DIRECTIONS FOR THIS TASK: Reproduce the listing below in its entirety. Change nothing.

◆ ◆ ◆ ◆

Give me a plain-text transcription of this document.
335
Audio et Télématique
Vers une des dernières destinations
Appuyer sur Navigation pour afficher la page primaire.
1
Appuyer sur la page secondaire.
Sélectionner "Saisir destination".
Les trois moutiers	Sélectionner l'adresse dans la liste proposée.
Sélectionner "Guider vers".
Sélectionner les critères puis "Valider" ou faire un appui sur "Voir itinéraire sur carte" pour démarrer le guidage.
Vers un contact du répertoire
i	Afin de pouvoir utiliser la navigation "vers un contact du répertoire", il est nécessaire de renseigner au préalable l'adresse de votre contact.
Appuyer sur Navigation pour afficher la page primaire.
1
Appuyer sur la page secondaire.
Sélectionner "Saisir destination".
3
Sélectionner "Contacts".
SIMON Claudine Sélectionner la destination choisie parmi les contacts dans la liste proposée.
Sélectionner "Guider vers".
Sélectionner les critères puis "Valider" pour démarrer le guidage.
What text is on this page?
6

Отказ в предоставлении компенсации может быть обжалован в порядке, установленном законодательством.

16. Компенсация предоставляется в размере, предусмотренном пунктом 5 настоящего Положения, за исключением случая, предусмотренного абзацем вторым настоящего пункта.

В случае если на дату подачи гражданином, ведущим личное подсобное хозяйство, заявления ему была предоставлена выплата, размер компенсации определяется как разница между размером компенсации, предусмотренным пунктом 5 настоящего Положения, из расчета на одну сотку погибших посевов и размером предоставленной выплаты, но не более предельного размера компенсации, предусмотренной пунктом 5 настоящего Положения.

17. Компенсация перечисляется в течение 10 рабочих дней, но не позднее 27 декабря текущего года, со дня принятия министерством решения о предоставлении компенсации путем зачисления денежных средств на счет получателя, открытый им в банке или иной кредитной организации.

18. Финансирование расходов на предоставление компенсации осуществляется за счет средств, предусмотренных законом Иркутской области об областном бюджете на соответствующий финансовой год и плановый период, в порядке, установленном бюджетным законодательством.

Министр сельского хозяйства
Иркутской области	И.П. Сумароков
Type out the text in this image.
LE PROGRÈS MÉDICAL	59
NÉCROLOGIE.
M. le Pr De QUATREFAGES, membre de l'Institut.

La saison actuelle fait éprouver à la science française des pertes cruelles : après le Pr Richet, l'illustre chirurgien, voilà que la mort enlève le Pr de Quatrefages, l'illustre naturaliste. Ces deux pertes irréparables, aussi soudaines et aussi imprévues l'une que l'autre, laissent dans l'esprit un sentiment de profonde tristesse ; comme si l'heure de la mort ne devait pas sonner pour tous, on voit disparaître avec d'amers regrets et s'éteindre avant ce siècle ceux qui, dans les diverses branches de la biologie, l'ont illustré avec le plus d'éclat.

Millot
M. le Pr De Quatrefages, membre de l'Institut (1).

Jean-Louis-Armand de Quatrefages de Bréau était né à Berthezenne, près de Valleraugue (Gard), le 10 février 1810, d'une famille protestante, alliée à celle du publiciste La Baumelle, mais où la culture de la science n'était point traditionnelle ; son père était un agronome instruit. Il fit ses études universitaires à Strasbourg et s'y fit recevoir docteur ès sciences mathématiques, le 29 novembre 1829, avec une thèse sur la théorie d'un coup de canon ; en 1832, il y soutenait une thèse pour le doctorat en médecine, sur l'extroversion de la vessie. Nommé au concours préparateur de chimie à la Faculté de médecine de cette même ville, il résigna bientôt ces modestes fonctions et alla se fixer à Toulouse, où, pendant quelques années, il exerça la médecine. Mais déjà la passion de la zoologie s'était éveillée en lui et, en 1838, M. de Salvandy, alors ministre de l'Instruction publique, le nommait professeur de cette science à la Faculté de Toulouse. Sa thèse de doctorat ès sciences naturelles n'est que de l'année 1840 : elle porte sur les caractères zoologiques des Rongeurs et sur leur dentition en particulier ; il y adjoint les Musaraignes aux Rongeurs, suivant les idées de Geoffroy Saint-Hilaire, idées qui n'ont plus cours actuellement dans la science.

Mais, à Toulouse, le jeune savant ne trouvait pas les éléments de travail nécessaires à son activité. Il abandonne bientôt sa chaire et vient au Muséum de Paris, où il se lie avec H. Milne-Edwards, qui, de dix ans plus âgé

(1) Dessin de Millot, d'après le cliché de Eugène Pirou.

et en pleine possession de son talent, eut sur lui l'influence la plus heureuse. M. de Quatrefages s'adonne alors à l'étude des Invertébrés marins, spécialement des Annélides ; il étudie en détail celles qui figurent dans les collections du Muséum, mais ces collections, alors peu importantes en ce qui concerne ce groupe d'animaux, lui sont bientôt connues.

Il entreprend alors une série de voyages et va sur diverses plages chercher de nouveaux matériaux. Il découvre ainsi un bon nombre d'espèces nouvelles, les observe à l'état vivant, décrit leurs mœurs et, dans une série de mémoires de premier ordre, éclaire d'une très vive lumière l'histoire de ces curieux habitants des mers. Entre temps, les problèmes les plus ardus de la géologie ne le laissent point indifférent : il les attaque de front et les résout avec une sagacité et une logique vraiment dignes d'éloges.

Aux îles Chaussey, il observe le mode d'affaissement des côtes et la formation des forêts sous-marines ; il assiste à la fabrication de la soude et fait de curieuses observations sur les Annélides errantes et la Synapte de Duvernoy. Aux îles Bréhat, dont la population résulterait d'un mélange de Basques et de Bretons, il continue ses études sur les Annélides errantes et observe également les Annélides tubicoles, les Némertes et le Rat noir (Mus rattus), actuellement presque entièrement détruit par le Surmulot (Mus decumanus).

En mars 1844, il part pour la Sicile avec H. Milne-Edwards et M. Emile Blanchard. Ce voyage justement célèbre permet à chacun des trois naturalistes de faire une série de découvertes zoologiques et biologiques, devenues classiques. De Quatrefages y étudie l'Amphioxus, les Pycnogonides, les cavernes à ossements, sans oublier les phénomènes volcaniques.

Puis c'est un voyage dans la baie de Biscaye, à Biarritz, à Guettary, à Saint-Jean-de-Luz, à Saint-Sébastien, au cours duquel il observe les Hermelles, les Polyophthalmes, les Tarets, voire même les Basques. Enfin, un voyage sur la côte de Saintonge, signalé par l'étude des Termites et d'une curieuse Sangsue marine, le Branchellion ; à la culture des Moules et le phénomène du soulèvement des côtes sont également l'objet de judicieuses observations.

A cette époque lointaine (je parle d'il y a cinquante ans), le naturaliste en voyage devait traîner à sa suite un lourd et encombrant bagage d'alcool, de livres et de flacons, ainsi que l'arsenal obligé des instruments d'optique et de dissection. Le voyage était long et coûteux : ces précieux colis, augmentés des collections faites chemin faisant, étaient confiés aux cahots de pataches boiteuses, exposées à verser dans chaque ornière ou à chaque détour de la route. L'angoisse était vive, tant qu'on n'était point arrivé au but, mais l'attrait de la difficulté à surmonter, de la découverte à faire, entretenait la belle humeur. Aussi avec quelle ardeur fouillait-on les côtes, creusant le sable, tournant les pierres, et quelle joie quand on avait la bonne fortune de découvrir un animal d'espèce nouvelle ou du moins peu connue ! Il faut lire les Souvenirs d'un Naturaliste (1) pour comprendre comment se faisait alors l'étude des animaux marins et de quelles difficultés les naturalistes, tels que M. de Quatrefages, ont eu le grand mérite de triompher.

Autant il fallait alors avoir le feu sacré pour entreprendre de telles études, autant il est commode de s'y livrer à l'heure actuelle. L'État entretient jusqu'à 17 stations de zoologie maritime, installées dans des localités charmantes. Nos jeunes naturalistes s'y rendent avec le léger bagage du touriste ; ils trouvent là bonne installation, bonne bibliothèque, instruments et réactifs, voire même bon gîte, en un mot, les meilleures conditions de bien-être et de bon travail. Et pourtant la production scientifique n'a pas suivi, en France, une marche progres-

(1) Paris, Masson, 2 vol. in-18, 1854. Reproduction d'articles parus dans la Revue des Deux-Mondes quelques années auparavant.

◆ ◆ ◆ ◆

ANSWER IN FULL:
Give me a plain-text transcription of this document.
335
Audio et Télématique
Vers une des dernières destinations
Appuyer sur Navigation pour afficher la page primaire.
1
Appuyer sur la page secondaire.
Sélectionner "Saisir destination".
Les trois moutiers	Sélectionner l'adresse dans la liste proposée.
Sélectionner "Guider vers".
Sélectionner les critères puis "Valider" ou faire un appui sur "Voir itinéraire sur carte" pour démarrer le guidage.
Vers un contact du répertoire
i	Afin de pouvoir utiliser la navigation "vers un contact du répertoire", il est nécessaire de renseigner au préalable l'adresse de votre contact.
Appuyer sur Navigation pour afficher la page primaire.
1
Appuyer sur la page secondaire.
Sélectionner "Saisir destination".
3
Sélectionner "Contacts".
SIMON Claudine Sélectionner la destination choisie parmi les contacts dans la liste proposée.
Sélectionner "Guider vers".
Sélectionner les critères puis "Valider" pour démarrer le guidage.
What text is on this page?
6

Отказ в предоставлении компенсации может быть обжалован в порядке, установленном законодательством.

16. Компенсация предоставляется в размере, предусмотренном пунктом 5 настоящего Положения, за исключением случая, предусмотренного абзацем вторым настоящего пункта.

В случае если на дату подачи гражданином, ведущим личное подсобное хозяйство, заявления ему была предоставлена выплата, размер компенсации определяется как разница между размером компенсации, предусмотренным пунктом 5 настоящего Положения, из расчета на одну сотку погибших посевов и размером предоставленной выплаты, но не более предельного размера компенсации, предусмотренной пунктом 5 настоящего Положения.

17. Компенсация перечисляется в течение 10 рабочих дней, но не позднее 27 декабря текущего года, со дня принятия министерством решения о предоставлении компенсации путем зачисления денежных средств на счет получателя, открытый им в банке или иной кредитной организации.

18. Финансирование расходов на предоставление компенсации осуществляется за счет средств, предусмотренных законом Иркутской области об областном бюджете на соответствующий финансовой год и плановый период, в порядке, установленном бюджетным законодательством.

Министр сельского хозяйства
Иркутской области	И.П. Сумароков
Type out the text in this image.
LE PROGRÈS MÉDICAL	59
NÉCROLOGIE.
M. le Pr De QUATREFAGES, membre de l'Institut.

La saison actuelle fait éprouver à la science française des pertes cruelles : après le Pr Richet, l'illustre chirurgien, voilà que la mort enlève le Pr de Quatrefages, l'illustre naturaliste. Ces deux pertes irréparables, aussi soudaines et aussi imprévues l'une que l'autre, laissent dans l'esprit un sentiment de profonde tristesse ; comme si l'heure de la mort ne devait pas sonner pour tous, on voit disparaître avec d'amers regrets et s'éteindre avant ce siècle ceux qui, dans les diverses branches de la biologie, l'ont illustré avec le plus d'éclat.

Millot
M. le Pr De Quatrefages, membre de l'Institut (1).

Jean-Louis-Armand de Quatrefages de Bréau était né à Berthezenne, près de Valleraugue (Gard), le 10 février 1810, d'une famille protestante, alliée à celle du publiciste La Baumelle, mais où la culture de la science n'était point traditionnelle ; son père était un agronome instruit. Il fit ses études universitaires à Strasbourg et s'y fit recevoir docteur ès sciences mathématiques, le 29 novembre 1829, avec une thèse sur la théorie d'un coup de canon ; en 1832, il y soutenait une thèse pour le doctorat en médecine, sur l'extroversion de la vessie. Nommé au concours préparateur de chimie à la Faculté de médecine de cette même ville, il résigna bientôt ces modestes fonctions et alla se fixer à Toulouse, où, pendant quelques années, il exerça la médecine. Mais déjà la passion de la zoologie s'était éveillée en lui et, en 1838, M. de Salvandy, alors ministre de l'Instruction publique, le nommait professeur de cette science à la Faculté de Toulouse. Sa thèse de doctorat ès sciences naturelles n'est que de l'année 1840 : elle porte sur les caractères zoologiques des Rongeurs et sur leur dentition en particulier ; il y adjoint les Musaraignes aux Rongeurs, suivant les idées de Geoffroy Saint-Hilaire, idées qui n'ont plus cours actuellement dans la science.

Mais, à Toulouse, le jeune savant ne trouvait pas les éléments de travail nécessaires à son activité. Il abandonne bientôt sa chaire et vient au Muséum de Paris, où il se lie avec H. Milne-Edwards, qui, de dix ans plus âgé

(1) Dessin de Millot, d'après le cliché de Eugène Pirou.

et en pleine possession de son talent, eut sur lui l'influence la plus heureuse. M. de Quatrefages s'adonne alors à l'étude des Invertébrés marins, spécialement des Annélides ; il étudie en détail celles qui figurent dans les collections du Muséum, mais ces collections, alors peu importantes en ce qui concerne ce groupe d'animaux, lui sont bientôt connues.

Il entreprend alors une série de voyages et va sur diverses plages chercher de nouveaux matériaux. Il découvre ainsi un bon nombre d'espèces nouvelles, les observe à l'état vivant, décrit leurs mœurs et, dans une série de mémoires de premier ordre, éclaire d'une très vive lumière l'histoire de ces curieux habitants des mers. Entre temps, les problèmes les plus ardus de la géologie ne le laissent point indifférent : il les attaque de front et les résout avec une sagacité et une logique vraiment dignes d'éloges.

Aux îles Chaussey, il observe le mode d'affaissement des côtes et la formation des forêts sous-marines ; il assiste à la fabrication de la soude et fait de curieuses observations sur les Annélides errantes et la Synapte de Duvernoy. Aux îles Bréhat, dont la population résulterait d'un mélange de Basques et de Bretons, il continue ses études sur les Annélides errantes et observe également les Annélides tubicoles, les Némertes et le Rat noir (Mus rattus), actuellement presque entièrement détruit par le Surmulot (Mus decumanus).

En mars 1844, il part pour la Sicile avec H. Milne-Edwards et M. Emile Blanchard. Ce voyage justement célèbre permet à chacun des trois naturalistes de faire une série de découvertes zoologiques et biologiques, devenues classiques. De Quatrefages y étudie l'Amphioxus, les Pycnogonides, les cavernes à ossements, sans oublier les phénomènes volcaniques.

Puis c'est un voyage dans la baie de Biscaye, à Biarritz, à Guettary, à Saint-Jean-de-Luz, à Saint-Sébastien, au cours duquel il observe les Hermelles, les Polyophthalmes, les Tarets, voire même les Basques. Enfin, un voyage sur la côte de Saintonge, signalé par l'étude des Termites et d'une curieuse Sangsue marine, le Branchellion ; à la culture des Moules et le phénomène du soulèvement des côtes sont également l'objet de judicieuses observations.

A cette époque lointaine (je parle d'il y a cinquante ans), le naturaliste en voyage devait traîner à sa suite un lourd et encombrant bagage d'alcool, de livres et de flacons, ainsi que l'arsenal obligé des instruments d'optique et de dissection. Le voyage était long et coûteux : ces précieux colis, augmentés des collections faites chemin faisant, étaient confiés aux cahots de pataches boiteuses, exposées à verser dans chaque ornière ou à chaque détour de la route. L'angoisse était vive, tant qu'on n'était point arrivé au but, mais l'attrait de la difficulté à surmonter, de la découverte à faire, entretenait la belle humeur. Aussi avec quelle ardeur fouillait-on les côtes, creusant le sable, tournant les pierres, et quelle joie quand on avait la bonne fortune de découvrir un animal d'espèce nouvelle ou du moins peu connue ! Il faut lire les Souvenirs d'un Naturaliste (1) pour comprendre comment se faisait alors l'étude des animaux marins et de quelles difficultés les naturalistes, tels que M. de Quatrefages, ont eu le grand mérite de triompher.

Autant il fallait alors avoir le feu sacré pour entreprendre de telles études, autant il est commode de s'y livrer à l'heure actuelle. L'État entretient jusqu'à 17 stations de zoologie maritime, installées dans des localités charmantes. Nos jeunes naturalistes s'y rendent avec le léger bagage du touriste ; ils trouvent là bonne installation, bonne bibliothèque, instruments et réactifs, voire même bon gîte, en un mot, les meilleures conditions de bien-être et de bon travail. Et pourtant la production scientifique n'a pas suivi, en France, une marche progres-

(1) Paris, Masson, 2 vol. in-18, 1854. Reproduction d'articles parus dans la Revue des Deux-Mondes quelques années auparavant.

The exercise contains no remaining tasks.